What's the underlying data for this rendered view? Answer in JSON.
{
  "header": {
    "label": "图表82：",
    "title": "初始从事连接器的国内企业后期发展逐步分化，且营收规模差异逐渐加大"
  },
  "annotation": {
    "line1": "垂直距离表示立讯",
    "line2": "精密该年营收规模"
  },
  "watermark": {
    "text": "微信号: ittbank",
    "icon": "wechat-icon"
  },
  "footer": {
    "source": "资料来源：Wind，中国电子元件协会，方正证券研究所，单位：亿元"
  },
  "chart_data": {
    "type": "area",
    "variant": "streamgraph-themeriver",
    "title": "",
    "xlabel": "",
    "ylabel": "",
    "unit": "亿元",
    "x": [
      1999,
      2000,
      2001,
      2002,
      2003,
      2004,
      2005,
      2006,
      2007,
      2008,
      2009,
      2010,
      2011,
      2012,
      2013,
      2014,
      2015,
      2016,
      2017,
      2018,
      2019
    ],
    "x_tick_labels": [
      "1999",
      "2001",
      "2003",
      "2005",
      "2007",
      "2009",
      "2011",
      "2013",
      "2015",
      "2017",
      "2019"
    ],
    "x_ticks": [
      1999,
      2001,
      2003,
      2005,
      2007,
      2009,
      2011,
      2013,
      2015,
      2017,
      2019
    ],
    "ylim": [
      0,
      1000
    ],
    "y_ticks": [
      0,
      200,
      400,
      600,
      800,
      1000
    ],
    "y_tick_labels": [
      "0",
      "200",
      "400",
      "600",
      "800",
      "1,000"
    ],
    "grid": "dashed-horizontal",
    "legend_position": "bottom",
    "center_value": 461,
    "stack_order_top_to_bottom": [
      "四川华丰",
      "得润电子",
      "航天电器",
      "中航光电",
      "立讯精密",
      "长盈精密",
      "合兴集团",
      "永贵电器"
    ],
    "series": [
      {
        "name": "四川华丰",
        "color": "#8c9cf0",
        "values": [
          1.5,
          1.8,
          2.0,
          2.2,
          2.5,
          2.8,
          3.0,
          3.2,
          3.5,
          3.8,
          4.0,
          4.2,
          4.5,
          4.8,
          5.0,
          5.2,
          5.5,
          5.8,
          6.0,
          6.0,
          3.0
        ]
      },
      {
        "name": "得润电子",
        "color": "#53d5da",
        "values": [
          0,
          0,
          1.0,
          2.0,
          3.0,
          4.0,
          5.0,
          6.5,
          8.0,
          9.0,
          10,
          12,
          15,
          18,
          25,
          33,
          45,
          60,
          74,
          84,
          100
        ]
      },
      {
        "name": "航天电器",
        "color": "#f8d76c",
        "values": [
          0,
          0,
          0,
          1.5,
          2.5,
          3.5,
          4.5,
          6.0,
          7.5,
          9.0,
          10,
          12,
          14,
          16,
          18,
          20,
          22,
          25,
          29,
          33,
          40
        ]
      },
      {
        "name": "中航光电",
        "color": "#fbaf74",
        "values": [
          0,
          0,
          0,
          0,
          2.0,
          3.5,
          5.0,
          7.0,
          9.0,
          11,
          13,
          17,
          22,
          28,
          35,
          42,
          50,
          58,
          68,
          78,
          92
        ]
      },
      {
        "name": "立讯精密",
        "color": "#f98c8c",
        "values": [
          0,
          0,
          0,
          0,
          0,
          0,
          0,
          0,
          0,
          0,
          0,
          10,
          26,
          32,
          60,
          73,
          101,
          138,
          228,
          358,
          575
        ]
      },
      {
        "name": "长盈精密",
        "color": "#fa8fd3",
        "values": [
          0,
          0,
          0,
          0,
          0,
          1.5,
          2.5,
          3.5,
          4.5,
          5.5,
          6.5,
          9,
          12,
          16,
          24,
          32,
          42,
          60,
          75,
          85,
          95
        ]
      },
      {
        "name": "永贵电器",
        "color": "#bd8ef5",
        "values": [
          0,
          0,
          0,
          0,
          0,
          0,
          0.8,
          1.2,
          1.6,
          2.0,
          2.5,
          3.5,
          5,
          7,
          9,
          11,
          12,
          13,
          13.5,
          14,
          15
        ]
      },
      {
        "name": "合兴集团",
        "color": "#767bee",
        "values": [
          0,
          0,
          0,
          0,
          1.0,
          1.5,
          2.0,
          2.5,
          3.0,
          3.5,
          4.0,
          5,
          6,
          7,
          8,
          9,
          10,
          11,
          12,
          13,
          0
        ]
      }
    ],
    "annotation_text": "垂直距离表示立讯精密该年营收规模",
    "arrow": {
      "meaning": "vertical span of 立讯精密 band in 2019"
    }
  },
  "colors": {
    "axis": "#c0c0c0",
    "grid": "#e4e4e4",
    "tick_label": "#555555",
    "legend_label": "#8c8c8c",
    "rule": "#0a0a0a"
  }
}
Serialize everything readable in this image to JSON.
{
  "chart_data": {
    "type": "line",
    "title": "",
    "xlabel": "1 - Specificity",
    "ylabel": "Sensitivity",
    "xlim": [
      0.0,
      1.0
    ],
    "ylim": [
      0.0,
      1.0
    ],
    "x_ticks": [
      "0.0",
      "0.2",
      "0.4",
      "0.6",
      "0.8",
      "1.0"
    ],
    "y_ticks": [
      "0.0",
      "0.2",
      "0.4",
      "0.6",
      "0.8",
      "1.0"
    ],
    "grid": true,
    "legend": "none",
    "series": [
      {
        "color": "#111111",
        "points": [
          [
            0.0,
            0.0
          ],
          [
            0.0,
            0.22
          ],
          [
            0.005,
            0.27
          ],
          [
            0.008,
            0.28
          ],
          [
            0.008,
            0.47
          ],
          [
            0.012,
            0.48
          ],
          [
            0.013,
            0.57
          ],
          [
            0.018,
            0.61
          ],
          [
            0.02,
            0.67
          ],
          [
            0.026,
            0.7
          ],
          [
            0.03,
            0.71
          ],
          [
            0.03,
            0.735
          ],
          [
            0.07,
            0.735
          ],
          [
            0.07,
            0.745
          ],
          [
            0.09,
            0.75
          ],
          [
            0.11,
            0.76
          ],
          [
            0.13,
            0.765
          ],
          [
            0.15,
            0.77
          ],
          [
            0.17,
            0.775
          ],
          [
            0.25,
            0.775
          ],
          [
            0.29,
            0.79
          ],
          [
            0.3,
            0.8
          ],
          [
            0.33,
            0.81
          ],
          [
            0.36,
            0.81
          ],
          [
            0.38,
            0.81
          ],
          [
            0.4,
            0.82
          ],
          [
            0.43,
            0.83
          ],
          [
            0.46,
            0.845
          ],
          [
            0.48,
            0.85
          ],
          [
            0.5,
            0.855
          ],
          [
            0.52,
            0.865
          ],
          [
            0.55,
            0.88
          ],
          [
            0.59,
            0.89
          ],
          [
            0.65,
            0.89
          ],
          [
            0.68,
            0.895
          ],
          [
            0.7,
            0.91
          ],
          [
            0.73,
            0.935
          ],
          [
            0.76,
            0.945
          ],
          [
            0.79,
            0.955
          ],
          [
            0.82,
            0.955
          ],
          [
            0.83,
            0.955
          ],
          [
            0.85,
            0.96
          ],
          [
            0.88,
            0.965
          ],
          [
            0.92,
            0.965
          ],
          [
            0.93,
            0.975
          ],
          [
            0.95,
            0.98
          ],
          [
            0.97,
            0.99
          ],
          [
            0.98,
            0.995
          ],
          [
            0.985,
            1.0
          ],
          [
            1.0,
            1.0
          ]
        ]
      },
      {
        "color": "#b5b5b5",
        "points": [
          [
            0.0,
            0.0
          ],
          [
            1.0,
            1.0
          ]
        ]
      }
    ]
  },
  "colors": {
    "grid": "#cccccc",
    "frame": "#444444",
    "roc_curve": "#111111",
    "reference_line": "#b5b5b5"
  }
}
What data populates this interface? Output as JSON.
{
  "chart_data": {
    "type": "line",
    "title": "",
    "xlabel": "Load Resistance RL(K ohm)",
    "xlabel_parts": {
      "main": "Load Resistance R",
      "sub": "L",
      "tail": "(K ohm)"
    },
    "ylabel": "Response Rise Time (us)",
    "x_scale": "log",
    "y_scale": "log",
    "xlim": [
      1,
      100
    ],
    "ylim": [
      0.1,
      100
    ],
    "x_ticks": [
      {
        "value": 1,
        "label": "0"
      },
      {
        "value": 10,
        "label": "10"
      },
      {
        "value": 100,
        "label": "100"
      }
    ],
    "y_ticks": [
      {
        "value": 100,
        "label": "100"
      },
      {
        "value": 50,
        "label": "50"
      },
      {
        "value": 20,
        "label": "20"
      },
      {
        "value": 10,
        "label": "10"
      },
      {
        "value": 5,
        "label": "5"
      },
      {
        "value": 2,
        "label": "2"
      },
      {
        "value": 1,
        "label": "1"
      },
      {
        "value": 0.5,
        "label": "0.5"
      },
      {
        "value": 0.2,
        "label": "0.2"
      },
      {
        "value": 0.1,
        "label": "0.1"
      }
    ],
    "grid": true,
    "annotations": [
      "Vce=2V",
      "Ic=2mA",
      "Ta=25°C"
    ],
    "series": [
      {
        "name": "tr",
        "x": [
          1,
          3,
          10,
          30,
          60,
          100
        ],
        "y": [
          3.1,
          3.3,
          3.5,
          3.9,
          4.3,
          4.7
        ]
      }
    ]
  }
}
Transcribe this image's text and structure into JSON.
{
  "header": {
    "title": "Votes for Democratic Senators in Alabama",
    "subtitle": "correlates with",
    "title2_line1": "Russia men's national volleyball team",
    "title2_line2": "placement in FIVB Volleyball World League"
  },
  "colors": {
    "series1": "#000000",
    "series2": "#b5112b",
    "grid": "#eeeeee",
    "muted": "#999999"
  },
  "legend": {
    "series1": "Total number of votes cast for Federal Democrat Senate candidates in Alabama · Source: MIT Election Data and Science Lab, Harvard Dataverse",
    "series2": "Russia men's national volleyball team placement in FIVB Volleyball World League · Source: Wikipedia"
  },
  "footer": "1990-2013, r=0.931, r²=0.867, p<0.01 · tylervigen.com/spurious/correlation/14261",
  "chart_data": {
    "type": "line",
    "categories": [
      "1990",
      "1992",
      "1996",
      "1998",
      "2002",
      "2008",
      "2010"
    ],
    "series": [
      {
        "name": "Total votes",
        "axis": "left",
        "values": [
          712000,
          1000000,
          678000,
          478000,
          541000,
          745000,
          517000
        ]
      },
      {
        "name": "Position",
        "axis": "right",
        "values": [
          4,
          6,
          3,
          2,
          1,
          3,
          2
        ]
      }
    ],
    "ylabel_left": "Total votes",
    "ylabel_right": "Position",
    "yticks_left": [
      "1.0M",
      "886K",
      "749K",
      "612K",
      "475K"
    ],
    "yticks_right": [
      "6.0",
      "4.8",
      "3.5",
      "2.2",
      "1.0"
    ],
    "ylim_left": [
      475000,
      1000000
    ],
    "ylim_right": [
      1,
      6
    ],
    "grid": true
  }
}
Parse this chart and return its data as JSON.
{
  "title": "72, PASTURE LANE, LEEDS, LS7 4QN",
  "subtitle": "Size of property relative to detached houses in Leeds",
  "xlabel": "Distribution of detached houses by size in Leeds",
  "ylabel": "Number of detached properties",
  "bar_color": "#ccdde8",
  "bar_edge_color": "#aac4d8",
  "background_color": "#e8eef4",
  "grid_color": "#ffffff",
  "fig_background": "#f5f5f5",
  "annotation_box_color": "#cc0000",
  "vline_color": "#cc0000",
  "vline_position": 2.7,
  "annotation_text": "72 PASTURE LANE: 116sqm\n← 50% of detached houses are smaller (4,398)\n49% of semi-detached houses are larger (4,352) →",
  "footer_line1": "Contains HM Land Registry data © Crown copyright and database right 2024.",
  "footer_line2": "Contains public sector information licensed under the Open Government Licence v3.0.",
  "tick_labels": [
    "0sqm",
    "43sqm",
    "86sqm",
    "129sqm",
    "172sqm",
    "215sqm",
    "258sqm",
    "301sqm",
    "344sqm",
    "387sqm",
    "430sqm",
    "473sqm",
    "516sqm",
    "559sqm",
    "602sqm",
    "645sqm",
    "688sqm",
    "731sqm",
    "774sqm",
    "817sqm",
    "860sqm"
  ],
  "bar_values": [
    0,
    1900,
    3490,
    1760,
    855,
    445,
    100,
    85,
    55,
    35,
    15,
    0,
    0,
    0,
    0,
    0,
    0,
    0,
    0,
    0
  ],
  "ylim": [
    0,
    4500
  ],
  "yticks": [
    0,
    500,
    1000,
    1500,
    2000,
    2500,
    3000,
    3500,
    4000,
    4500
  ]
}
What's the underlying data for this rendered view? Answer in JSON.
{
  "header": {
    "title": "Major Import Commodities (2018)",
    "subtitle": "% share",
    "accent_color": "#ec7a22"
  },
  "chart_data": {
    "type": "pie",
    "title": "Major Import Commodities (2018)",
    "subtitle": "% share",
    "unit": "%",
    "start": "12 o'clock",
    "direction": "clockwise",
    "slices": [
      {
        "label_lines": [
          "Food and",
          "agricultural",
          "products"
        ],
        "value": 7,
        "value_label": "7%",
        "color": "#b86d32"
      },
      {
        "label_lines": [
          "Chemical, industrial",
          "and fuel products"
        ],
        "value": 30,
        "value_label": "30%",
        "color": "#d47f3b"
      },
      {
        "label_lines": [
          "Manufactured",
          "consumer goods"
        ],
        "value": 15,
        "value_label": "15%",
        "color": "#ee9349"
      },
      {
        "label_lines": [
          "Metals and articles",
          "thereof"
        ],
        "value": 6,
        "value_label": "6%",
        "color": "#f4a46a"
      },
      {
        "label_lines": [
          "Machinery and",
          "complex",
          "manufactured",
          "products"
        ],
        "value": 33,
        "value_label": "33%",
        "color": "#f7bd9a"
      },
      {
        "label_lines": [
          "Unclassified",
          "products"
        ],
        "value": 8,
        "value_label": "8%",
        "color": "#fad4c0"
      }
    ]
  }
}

*Objective*.
Of the lines in this listing, how many contain "Resistance"? Reply with the number and nothing more.

*Output below*.
2